→ **PROBLEM DETAILS**: From the entries that follow, gather each line holding the word "Touch".
═════ TASK INPUTS
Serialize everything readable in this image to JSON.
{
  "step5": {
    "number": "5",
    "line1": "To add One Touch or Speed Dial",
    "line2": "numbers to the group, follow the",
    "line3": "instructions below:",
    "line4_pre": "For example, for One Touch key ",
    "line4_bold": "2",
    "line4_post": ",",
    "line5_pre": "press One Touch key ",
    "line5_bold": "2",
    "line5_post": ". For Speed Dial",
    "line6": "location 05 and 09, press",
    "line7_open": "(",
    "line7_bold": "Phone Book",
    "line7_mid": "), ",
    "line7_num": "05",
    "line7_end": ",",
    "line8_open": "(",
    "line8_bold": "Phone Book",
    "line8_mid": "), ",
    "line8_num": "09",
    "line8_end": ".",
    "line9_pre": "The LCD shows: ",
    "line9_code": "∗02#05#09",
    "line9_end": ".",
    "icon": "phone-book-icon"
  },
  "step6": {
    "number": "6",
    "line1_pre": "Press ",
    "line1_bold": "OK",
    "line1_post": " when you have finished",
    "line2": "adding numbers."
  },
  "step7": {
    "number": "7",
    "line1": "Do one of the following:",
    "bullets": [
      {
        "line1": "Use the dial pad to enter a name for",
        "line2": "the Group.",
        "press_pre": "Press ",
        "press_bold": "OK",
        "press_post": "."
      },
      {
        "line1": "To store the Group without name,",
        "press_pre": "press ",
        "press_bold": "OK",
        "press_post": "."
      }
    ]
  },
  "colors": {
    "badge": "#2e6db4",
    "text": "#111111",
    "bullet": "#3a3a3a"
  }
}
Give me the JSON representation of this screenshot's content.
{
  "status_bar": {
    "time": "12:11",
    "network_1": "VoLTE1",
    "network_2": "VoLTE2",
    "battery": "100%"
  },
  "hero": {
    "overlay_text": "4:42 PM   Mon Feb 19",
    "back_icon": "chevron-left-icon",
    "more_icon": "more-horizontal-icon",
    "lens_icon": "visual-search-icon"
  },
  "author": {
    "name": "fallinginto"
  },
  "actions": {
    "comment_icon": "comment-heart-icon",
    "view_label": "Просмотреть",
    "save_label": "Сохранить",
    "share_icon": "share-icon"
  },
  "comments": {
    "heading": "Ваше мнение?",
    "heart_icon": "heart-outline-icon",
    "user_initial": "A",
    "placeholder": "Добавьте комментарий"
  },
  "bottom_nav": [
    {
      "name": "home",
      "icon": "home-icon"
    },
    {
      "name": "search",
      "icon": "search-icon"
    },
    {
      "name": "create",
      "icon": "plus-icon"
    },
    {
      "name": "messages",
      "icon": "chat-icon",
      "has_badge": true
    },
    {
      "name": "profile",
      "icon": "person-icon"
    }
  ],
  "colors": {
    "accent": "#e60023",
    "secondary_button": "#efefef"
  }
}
══════════
═════ TASK INPUTS
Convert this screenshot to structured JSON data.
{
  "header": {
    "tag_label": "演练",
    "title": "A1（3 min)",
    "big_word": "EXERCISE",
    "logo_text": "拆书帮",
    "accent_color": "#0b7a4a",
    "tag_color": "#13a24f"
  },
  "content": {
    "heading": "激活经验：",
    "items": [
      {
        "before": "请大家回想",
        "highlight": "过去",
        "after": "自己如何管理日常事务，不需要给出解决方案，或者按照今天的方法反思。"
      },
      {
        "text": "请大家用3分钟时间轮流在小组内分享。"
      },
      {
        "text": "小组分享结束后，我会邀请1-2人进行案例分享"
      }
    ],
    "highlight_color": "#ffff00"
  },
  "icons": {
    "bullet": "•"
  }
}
══════════
→ **EXERCISE RESULT**:
    "line1": "To add One Touch or Speed Dial",
    "line4_pre": "For example, for One Touch key ",
    "line5_pre": "press One Touch key ",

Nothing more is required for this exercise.